[Data to process start]

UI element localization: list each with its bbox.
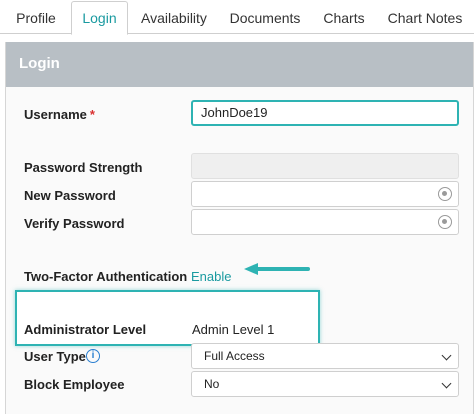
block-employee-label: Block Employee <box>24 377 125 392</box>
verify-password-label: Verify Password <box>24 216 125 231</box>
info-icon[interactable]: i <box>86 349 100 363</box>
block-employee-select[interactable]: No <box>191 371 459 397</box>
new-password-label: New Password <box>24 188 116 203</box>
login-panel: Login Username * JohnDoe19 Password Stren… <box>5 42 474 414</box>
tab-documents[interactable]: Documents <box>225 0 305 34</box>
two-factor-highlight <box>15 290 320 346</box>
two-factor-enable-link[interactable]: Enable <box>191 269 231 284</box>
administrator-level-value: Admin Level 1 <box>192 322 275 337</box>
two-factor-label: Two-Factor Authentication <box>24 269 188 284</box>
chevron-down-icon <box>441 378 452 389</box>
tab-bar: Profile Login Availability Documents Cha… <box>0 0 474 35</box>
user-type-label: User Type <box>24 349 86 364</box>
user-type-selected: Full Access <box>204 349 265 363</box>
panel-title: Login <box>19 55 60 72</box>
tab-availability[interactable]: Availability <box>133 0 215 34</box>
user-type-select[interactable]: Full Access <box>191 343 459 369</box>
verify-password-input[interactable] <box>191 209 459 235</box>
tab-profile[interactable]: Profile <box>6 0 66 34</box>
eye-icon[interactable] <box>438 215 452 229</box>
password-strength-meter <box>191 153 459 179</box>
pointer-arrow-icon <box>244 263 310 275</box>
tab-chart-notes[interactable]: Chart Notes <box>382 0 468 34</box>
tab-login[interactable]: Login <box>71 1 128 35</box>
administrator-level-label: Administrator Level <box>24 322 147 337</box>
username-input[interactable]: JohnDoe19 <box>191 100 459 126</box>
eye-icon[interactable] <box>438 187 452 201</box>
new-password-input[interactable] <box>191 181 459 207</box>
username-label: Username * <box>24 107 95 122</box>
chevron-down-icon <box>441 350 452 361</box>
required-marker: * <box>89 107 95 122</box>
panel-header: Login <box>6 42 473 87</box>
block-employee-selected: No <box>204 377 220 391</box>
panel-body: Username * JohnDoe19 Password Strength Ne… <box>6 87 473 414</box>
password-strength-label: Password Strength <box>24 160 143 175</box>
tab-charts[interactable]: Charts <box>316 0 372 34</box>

[Data to process end]

Rewrite the lines from the one containing "block-employee-label: Block Employee" through the one containing "two-factor-enable-link[interactable]: Enable <box>191", swapping "JohnDoe19" for "JaneRoe42" and keeping everything else the same. Output only those lines.

block-employee-label: Block Employee <box>24 377 125 392</box>
verify-password-label: Verify Password <box>24 216 125 231</box>
info-icon[interactable]: i <box>86 349 100 363</box>
block-employee-select[interactable]: No <box>191 371 459 397</box>
new-password-label: New Password <box>24 188 116 203</box>
login-panel: Login Username * JaneRoe42 Password Stren… <box>5 42 474 414</box>
tab-documents[interactable]: Documents <box>225 0 305 34</box>
two-factor-highlight <box>15 290 320 346</box>
two-factor-enable-link[interactable]: Enable <box>191 269 231 284</box>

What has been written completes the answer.